** Start **

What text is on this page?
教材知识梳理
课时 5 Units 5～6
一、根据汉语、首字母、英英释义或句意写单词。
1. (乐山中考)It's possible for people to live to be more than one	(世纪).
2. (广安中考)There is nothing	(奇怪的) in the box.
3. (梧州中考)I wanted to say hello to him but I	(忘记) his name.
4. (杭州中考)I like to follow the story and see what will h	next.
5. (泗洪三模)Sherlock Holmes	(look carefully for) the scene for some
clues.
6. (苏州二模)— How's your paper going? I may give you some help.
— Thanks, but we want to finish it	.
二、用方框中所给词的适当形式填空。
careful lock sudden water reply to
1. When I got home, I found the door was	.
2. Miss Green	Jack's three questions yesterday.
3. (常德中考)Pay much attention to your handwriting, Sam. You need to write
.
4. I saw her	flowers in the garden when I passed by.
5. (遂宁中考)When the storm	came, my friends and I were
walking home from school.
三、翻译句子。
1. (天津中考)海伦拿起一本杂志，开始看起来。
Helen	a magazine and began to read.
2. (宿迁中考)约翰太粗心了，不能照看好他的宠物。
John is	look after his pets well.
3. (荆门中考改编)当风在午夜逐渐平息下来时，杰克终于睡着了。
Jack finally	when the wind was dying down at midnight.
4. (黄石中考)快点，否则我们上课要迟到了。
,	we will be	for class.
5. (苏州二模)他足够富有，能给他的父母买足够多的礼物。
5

** End **

EXERCISE DIRECTIONS: Make an exact copy of the listing, including every line.

OUTPUT OF THE TASK:
What text is on this page?
教材知识梳理
课时 5 Units 5～6
一、根据汉语、首字母、英英释义或句意写单词。
1. (乐山中考)It's possible for people to live to be more than one	(世纪).
2. (广安中考)There is nothing	(奇怪的) in the box.
3. (梧州中考)I wanted to say hello to him but I	(忘记) his name.
4. (杭州中考)I like to follow the story and see what will h	next.
5. (泗洪三模)Sherlock Holmes	(look carefully for) the scene for some
clues.
6. (苏州二模)— How's your paper going? I may give you some help.
— Thanks, but we want to finish it	.
二、用方框中所给词的适当形式填空。
careful lock sudden water reply to
1. When I got home, I found the door was	.
2. Miss Green	Jack's three questions yesterday.
3. (常德中考)Pay much attention to your handwriting, Sam. You need to write
.
4. I saw her	flowers in the garden when I passed by.
5. (遂宁中考)When the storm	came, my friends and I were
walking home from school.
三、翻译句子。
1. (天津中考)海伦拿起一本杂志，开始看起来。
Helen	a magazine and began to read.
2. (宿迁中考)约翰太粗心了，不能照看好他的宠物。
John is	look after his pets well.
3. (荆门中考改编)当风在午夜逐渐平息下来时，杰克终于睡着了。
Jack finally	when the wind was dying down at midnight.
4. (黄石中考)快点，否则我们上课要迟到了。
,	we will be	for class.
5. (苏州二模)他足够富有，能给他的父母买足够多的礼物。
5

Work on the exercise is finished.